Listed records:
:::

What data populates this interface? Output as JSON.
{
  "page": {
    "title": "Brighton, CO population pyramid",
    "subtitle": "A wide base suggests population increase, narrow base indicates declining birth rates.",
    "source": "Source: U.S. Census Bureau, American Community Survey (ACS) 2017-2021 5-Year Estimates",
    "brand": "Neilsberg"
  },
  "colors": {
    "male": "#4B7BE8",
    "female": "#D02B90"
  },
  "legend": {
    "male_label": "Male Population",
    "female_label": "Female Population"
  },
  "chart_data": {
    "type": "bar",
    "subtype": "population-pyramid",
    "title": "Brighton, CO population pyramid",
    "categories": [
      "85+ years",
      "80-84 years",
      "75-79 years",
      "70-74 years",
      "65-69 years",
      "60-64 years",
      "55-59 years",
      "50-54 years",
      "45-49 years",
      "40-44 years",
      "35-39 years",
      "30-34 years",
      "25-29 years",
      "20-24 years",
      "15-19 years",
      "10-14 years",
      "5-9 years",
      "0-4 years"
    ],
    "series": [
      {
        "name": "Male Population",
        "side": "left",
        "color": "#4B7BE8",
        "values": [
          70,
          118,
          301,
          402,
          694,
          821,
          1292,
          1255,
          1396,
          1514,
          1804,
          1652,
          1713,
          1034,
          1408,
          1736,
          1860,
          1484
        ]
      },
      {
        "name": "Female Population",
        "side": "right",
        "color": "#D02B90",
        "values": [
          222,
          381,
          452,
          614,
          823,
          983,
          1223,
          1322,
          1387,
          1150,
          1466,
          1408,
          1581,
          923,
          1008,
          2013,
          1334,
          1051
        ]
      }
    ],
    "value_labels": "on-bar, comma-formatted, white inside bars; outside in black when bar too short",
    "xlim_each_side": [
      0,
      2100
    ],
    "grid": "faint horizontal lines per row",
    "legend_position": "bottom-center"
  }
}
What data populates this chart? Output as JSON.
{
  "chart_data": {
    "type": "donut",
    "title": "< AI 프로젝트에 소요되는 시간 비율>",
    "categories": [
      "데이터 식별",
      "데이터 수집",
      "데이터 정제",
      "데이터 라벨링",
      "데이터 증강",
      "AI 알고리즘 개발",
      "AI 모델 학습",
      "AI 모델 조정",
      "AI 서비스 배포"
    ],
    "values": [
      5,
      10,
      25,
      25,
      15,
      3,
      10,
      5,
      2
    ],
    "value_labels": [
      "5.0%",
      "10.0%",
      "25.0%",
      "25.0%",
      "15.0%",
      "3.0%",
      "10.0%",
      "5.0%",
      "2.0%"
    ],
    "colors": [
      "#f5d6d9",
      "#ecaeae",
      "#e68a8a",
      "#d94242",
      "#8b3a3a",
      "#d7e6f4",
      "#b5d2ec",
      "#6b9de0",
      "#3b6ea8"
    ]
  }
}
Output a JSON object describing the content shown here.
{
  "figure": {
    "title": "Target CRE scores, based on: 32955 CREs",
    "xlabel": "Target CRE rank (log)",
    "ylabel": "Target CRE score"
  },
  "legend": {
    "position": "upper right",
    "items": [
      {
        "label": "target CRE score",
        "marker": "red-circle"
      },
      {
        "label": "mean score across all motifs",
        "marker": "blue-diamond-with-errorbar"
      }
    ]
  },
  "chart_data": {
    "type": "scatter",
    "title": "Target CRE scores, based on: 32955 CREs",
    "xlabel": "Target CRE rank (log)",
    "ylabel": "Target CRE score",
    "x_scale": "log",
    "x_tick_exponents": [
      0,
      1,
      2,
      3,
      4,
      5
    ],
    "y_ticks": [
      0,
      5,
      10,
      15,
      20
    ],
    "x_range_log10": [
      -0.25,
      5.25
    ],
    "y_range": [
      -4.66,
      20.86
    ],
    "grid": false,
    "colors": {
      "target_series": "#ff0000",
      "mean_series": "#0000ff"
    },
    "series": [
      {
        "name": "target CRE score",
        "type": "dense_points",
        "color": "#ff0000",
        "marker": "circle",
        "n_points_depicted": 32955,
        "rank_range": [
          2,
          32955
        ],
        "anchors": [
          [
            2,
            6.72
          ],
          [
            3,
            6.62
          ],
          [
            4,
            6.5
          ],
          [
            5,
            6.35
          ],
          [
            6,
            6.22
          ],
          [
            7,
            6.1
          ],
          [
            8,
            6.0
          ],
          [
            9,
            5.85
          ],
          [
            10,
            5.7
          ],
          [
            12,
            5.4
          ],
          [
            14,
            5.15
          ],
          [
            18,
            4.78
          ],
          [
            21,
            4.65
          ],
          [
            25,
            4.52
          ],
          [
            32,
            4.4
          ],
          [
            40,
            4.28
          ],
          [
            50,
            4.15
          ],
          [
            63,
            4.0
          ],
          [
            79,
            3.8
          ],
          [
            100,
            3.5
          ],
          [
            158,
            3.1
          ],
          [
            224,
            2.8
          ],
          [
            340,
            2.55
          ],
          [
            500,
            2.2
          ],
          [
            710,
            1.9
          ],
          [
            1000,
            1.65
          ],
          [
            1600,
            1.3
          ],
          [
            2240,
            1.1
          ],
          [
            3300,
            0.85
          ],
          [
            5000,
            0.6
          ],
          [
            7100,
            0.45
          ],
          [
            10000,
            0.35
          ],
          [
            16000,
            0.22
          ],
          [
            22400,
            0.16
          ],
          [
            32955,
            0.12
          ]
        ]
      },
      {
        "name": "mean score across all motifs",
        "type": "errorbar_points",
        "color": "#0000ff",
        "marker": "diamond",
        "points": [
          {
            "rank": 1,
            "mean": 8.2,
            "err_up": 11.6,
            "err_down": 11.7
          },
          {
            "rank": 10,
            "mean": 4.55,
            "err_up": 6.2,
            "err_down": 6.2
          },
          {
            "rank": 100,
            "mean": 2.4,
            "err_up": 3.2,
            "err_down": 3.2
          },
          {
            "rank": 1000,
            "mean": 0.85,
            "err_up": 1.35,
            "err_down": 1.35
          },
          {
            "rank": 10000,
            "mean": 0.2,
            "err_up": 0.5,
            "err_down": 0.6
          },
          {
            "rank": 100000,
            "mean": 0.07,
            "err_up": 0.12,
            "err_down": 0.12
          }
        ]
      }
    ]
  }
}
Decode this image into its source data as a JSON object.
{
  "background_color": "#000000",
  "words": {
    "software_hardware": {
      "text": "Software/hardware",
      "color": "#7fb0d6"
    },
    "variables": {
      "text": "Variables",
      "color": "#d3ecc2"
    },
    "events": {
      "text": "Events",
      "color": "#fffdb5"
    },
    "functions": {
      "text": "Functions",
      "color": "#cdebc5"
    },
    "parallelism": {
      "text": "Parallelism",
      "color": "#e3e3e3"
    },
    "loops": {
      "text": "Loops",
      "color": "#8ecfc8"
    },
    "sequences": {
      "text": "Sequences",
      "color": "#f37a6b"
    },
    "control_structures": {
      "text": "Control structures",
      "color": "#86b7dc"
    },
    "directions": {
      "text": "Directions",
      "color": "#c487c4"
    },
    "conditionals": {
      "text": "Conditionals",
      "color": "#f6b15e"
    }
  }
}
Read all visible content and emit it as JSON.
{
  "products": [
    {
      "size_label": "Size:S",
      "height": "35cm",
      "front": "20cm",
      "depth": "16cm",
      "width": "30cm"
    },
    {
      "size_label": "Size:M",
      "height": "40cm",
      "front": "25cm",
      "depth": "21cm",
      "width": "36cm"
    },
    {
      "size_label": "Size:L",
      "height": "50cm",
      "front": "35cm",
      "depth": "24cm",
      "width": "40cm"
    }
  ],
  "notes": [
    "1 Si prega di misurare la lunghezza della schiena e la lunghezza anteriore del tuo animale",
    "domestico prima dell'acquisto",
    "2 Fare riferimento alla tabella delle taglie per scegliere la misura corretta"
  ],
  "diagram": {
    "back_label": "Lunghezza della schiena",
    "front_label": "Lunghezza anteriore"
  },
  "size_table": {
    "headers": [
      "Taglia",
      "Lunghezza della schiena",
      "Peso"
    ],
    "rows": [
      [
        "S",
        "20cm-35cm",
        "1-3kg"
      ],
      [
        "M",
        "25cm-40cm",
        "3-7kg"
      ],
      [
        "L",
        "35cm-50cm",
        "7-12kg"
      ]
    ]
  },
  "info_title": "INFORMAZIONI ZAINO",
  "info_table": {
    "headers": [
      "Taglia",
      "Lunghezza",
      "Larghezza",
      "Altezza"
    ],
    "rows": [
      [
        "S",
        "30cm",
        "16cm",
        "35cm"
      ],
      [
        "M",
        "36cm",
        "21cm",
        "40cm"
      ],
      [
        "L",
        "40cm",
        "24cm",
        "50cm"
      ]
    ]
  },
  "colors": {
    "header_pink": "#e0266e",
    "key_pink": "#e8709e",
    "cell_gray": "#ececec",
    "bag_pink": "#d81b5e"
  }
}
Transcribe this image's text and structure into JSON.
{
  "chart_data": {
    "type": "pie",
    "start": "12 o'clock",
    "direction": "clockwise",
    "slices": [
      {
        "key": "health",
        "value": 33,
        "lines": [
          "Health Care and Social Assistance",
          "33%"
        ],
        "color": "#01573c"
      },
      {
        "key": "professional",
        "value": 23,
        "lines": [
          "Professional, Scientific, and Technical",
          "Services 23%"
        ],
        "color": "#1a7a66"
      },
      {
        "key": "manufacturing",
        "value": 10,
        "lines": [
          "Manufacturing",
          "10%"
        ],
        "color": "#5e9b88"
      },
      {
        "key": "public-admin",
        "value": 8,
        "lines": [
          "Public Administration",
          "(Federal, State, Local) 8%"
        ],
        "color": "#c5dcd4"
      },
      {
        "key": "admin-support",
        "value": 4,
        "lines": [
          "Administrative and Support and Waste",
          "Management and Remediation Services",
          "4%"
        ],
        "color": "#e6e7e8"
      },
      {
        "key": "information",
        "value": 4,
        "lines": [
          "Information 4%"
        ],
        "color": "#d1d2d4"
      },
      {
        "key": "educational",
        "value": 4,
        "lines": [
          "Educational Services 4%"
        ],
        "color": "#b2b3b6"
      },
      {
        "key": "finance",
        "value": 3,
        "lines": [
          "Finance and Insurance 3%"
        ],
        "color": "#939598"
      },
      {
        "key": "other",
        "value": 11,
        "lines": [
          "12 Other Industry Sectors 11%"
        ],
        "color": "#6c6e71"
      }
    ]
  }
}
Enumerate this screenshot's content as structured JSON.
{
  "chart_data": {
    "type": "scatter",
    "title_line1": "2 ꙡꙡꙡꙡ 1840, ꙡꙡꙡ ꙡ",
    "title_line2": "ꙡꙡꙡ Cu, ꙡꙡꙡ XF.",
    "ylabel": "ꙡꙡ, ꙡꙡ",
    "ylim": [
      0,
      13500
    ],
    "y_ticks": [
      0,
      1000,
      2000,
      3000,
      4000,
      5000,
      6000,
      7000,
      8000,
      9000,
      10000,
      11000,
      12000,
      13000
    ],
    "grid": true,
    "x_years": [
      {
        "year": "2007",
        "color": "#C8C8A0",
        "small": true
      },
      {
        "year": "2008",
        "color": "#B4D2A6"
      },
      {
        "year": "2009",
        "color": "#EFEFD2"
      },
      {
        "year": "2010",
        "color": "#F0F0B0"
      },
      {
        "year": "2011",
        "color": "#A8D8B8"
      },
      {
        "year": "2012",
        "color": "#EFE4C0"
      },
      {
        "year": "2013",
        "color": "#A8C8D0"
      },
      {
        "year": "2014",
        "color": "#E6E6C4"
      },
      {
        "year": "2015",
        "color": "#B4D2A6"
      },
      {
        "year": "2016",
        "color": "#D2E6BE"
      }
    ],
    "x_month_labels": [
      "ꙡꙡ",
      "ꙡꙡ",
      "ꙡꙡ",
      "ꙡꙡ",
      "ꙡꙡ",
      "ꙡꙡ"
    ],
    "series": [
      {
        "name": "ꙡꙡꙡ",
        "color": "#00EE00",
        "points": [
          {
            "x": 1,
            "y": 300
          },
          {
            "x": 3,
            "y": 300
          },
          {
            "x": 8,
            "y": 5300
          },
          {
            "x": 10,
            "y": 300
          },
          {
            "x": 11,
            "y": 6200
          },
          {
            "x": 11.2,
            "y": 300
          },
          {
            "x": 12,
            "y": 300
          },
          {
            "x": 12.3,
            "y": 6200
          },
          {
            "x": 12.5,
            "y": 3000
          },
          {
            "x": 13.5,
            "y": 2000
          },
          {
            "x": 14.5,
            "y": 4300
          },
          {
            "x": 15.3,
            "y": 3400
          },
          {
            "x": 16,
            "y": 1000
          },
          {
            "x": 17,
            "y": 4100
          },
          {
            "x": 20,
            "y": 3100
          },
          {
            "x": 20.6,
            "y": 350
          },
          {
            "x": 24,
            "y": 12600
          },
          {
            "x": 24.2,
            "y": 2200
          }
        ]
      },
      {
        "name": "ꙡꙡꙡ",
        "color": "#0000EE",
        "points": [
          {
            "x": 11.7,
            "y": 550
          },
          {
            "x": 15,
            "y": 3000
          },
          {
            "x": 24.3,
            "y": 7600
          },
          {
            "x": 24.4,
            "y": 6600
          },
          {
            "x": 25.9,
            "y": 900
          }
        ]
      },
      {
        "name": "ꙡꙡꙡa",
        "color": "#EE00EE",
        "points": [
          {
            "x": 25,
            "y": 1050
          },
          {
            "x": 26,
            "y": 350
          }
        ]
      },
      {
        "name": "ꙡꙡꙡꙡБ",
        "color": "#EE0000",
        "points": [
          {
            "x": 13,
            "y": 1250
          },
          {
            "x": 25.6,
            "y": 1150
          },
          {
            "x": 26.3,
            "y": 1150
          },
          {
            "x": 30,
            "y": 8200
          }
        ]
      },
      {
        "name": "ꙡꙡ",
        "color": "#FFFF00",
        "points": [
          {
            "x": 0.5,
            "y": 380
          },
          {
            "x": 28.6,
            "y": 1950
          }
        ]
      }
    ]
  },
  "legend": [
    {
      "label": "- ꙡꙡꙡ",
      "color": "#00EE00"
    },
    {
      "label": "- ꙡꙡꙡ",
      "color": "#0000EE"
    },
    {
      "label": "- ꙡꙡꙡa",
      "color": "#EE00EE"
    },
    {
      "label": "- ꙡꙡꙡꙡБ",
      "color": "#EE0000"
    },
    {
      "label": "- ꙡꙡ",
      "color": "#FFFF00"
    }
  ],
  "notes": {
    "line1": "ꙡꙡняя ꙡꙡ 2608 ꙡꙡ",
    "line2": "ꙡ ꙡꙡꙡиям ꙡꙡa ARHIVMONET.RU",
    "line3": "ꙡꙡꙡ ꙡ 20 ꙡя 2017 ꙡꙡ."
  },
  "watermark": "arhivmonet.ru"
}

:::

Task description: Write only the number of lines in the records that include the word "image".

Solution to the exercise: 2